--- Written request ---
Transcribe the records exactly. Pictures do not belong in the transcription.

* Begin *

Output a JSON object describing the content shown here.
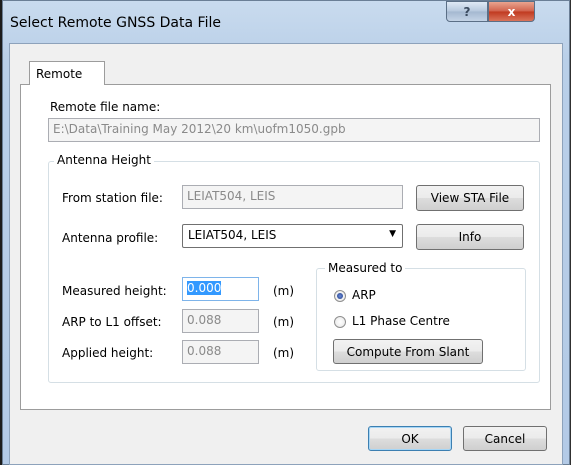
{
  "window": {
    "title": "Select Remote GNSS Data File",
    "help_glyph": "?",
    "close_glyph": "x"
  },
  "tabs": [
    {
      "label": "Remote"
    }
  ],
  "remote_file": {
    "label": "Remote file name:",
    "value": "E:\\Data\\Training May 2012\\20 km\\uofm1050.gpb"
  },
  "antenna_height": {
    "legend": "Antenna Height",
    "station_file_label": "From station file:",
    "station_file_value": "LEIAT504, LEIS",
    "view_sta_button": "View STA File",
    "profile_label": "Antenna profile:",
    "profile_value": "LEIAT504, LEIS",
    "info_button": "Info",
    "measured_height_label": "Measured height:",
    "measured_height_value": "0.000",
    "arp_offset_label": "ARP to L1 offset:",
    "arp_offset_value": "0.088",
    "applied_height_label": "Applied height:",
    "applied_height_value": "0.088",
    "unit": "(m)"
  },
  "measured_to": {
    "legend": "Measured to",
    "options": [
      {
        "label": "ARP",
        "selected": true
      },
      {
        "label": "L1 Phase Centre",
        "selected": false
      }
    ],
    "compute_button": "Compute From Slant"
  },
  "footer": {
    "ok_button": "OK",
    "cancel_button": "Cancel"
  }
}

* End *

--- Worked answer ---
Output a JSON object describing the content shown here.
{
  "window": {
    "title": "Select Remote GNSS Data File",
    "help_glyph": "?",
    "close_glyph": "x"
  },
  "tabs": [
    {
      "label": "Remote"
    }
  ],
  "remote_file": {
    "label": "Remote file name:",
    "value": "E:\\Data\\Training May 2012\\20 km\\uofm1050.gpb"
  },
  "antenna_height": {
    "legend": "Antenna Height",
    "station_file_label": "From station file:",
    "station_file_value": "LEIAT504, LEIS",
    "view_sta_button": "View STA File",
    "profile_label": "Antenna profile:",
    "profile_value": "LEIAT504, LEIS",
    "info_button": "Info",
    "measured_height_label": "Measured height:",
    "measured_height_value": "0.000",
    "arp_offset_label": "ARP to L1 offset:",
    "arp_offset_value": "0.088",
    "applied_height_label": "Applied height:",
    "applied_height_value": "0.088",
    "unit": "(m)"
  },
  "measured_to": {
    "legend": "Measured to",
    "options": [
      {
        "label": "ARP",
        "selected": true
      },
      {
        "label": "L1 Phase Centre",
        "selected": false
      }
    ],
    "compute_button": "Compute From Slant"
  },
  "footer": {
    "ok_button": "OK",
    "cancel_button": "Cancel"
  }
}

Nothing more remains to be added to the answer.